Reproduce the records that follow in full, excluding any picture they contain.

Extracted data entries
= = =

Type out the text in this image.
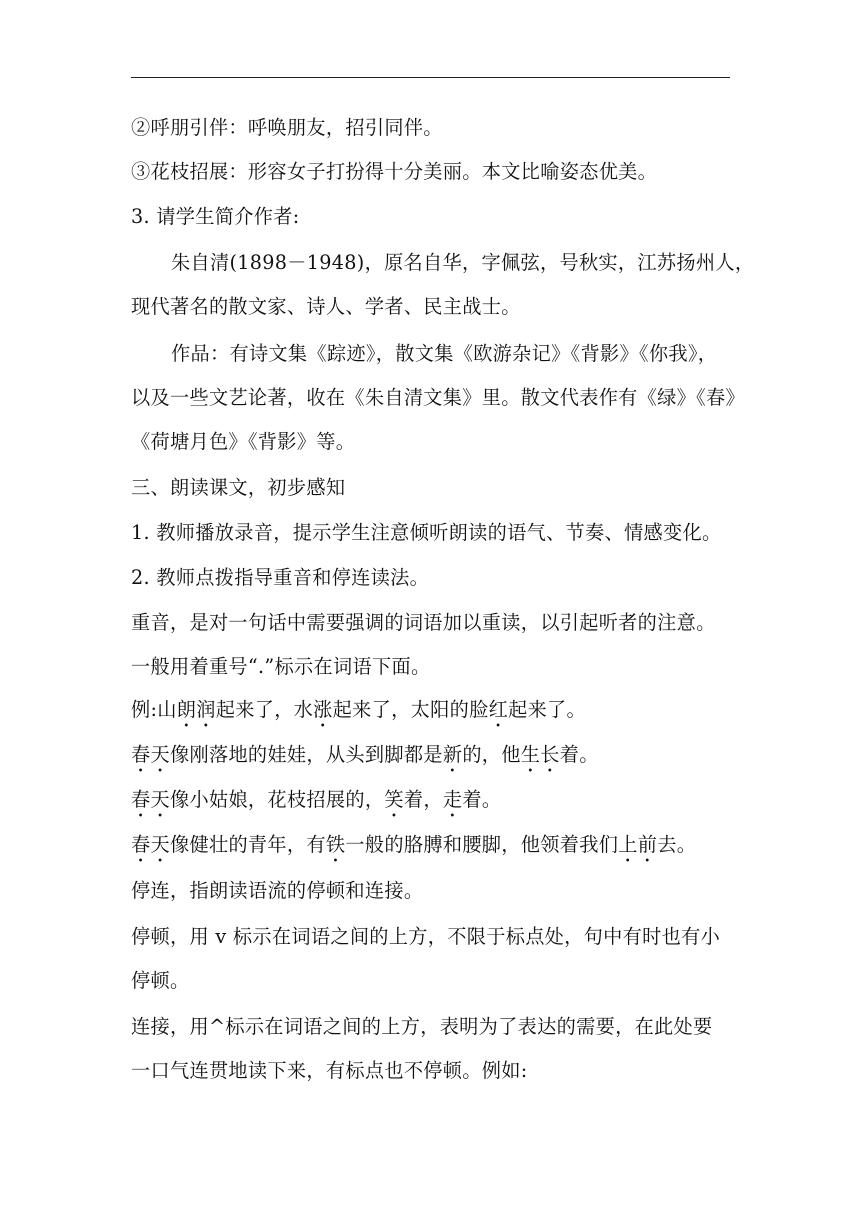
②呼朋引伴：呼唤朋友，招引同伴。
③花枝招展：形容女子打扮得十分美丽。本文比喻姿态优美。
3. 请学生简介作者:
朱自清(1898－1948)，原名自华，字佩弦，号秋实，江苏扬州人，
现代著名的散文家、诗人、学者、民主战士。
作品：有诗文集《踪迹》，散文集《欧游杂记》《背影》《你我》，
以及一些文艺论著，收在《朱自清文集》里。散文代表作有《绿》《春》
《荷塘月色》《背影》等。
三、朗读课文，初步感知
1. 教师播放录音，提示学生注意倾听朗读的语气、节奏、情感变化。
2. 教师点拨指导重音和停连读法。
重音，是对一句话中需要强调的词语加以重读，以引起听者的注意。
一般用着重号“.”标示在词语下面。
例:山朗润起来了，水涨起来了，太阳的脸红起来了。
春天像刚落地的娃娃，从头到脚都是新的，他生长着。
春天像小姑娘，花枝招展的，笑着，走着。
春天像健壮的青年，有铁一般的胳膊和腰脚，他领着我们上前去。
停连，指朗读语流的停顿和连接。
停顿，用 v 标示在词语之间的上方，不限于标点处，句中有时也有小
停顿。
连接，用^标示在词语之间的上方，表明为了表达的需要，在此处要
一口气连贯地读下来，有标点也不停顿。例如:
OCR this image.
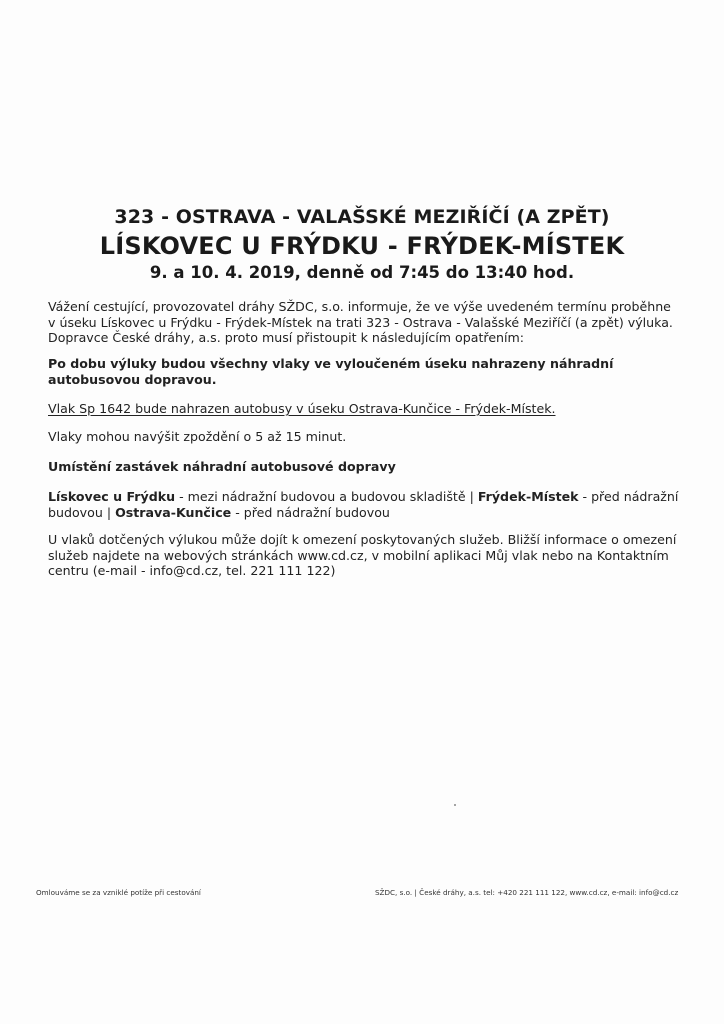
323 - OSTRAVA - VALAŠSKÉ MEZIŘÍČÍ (A ZPĚT)
LÍSKOVEC U FRÝDKU - FRÝDEK-MÍSTEK
9. a 10. 4. 2019, denně od 7:45 do 13:40 hod.
Vážení cestující, provozovatel dráhy SŽDC, s.o. informuje, že ve výše uvedeném termínu proběhne v úseku Lískovec u Frýdku - Frýdek-Místek na trati 323 - Ostrava - Valašské Meziříčí (a zpět) výluka. Dopravce České dráhy, a.s. proto musí přistoupit k následujícím opatřením:
Po dobu výluky budou všechny vlaky ve vyloučeném úseku nahrazeny náhradní autobusovou dopravou.
Vlak Sp 1642 bude nahrazen autobusy v úseku Ostrava-Kunčice - Frýdek-Místek.
Vlaky mohou navýšit zpoždění o 5 až 15 minut.
Umístění zastávek náhradní autobusové dopravy
Lískovec u Frýdku - mezi nádražní budovou a budovou skladiště | Frýdek-Místek - před nádražní budovou | Ostrava-Kunčice - před nádražní budovou
U vlaků dotčených výlukou může dojít k omezení poskytovaných služeb. Bližší informace o omezení služeb najdete na webových stránkách www.cd.cz, v mobilní aplikaci Můj vlak nebo na Kontaktním centru (e-mail - info@cd.cz, tel. 221 111 122)
Omlouváme se za vzniklé potíže při cestování	SŽDC, s.o. | České dráhy, a.s. tel: +420 221 111 122, www.cd.cz, e-mail: info@cd.cz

= = =

* _SOLUTION FOR THIS TASK_:
Type out the text in this image.
②呼朋引伴：呼唤朋友，招引同伴。
③花枝招展：形容女子打扮得十分美丽。本文比喻姿态优美。
3. 请学生简介作者:
朱自清(1898－1948)，原名自华，字佩弦，号秋实，江苏扬州人，
现代著名的散文家、诗人、学者、民主战士。
作品：有诗文集《踪迹》，散文集《欧游杂记》《背影》《你我》，
以及一些文艺论著，收在《朱自清文集》里。散文代表作有《绿》《春》
《荷塘月色》《背影》等。
三、朗读课文，初步感知
1. 教师播放录音，提示学生注意倾听朗读的语气、节奏、情感变化。
2. 教师点拨指导重音和停连读法。
重音，是对一句话中需要强调的词语加以重读，以引起听者的注意。
一般用着重号“.”标示在词语下面。
例:山朗润起来了，水涨起来了，太阳的脸红起来了。
春天像刚落地的娃娃，从头到脚都是新的，他生长着。
春天像小姑娘，花枝招展的，笑着，走着。
春天像健壮的青年，有铁一般的胳膊和腰脚，他领着我们上前去。
停连，指朗读语流的停顿和连接。
停顿，用 v 标示在词语之间的上方，不限于标点处，句中有时也有小
停顿。
连接，用^标示在词语之间的上方，表明为了表达的需要，在此处要
一口气连贯地读下来，有标点也不停顿。例如:
OCR this image.
323 - OSTRAVA - VALAŠSKÉ MEZIŘÍČÍ (A ZPĚT)
LÍSKOVEC U FRÝDKU - FRÝDEK-MÍSTEK
9. a 10. 4. 2019, denně od 7:45 do 13:40 hod.
Vážení cestující, provozovatel dráhy SŽDC, s.o. informuje, že ve výše uvedeném termínu proběhne v úseku Lískovec u Frýdku - Frýdek-Místek na trati 323 - Ostrava - Valašské Meziříčí (a zpět) výluka. Dopravce České dráhy, a.s. proto musí přistoupit k následujícím opatřením:
Po dobu výluky budou všechny vlaky ve vyloučeném úseku nahrazeny náhradní autobusovou dopravou.
Vlak Sp 1642 bude nahrazen autobusy v úseku Ostrava-Kunčice - Frýdek-Místek.
Vlaky mohou navýšit zpoždění o 5 až 15 minut.
Umístění zastávek náhradní autobusové dopravy
Lískovec u Frýdku - mezi nádražní budovou a budovou skladiště | Frýdek-Místek - před nádražní budovou | Ostrava-Kunčice - před nádražní budovou
U vlaků dotčených výlukou může dojít k omezení poskytovaných služeb. Bližší informace o omezení služeb najdete na webových stránkách www.cd.cz, v mobilní aplikaci Můj vlak nebo na Kontaktním centru (e-mail - info@cd.cz, tel. 221 111 122)
Omlouváme se za vzniklé potíže při cestování	SŽDC, s.o. | České dráhy, a.s. tel: +420 221 111 122, www.cd.cz, e-mail: info@cd.cz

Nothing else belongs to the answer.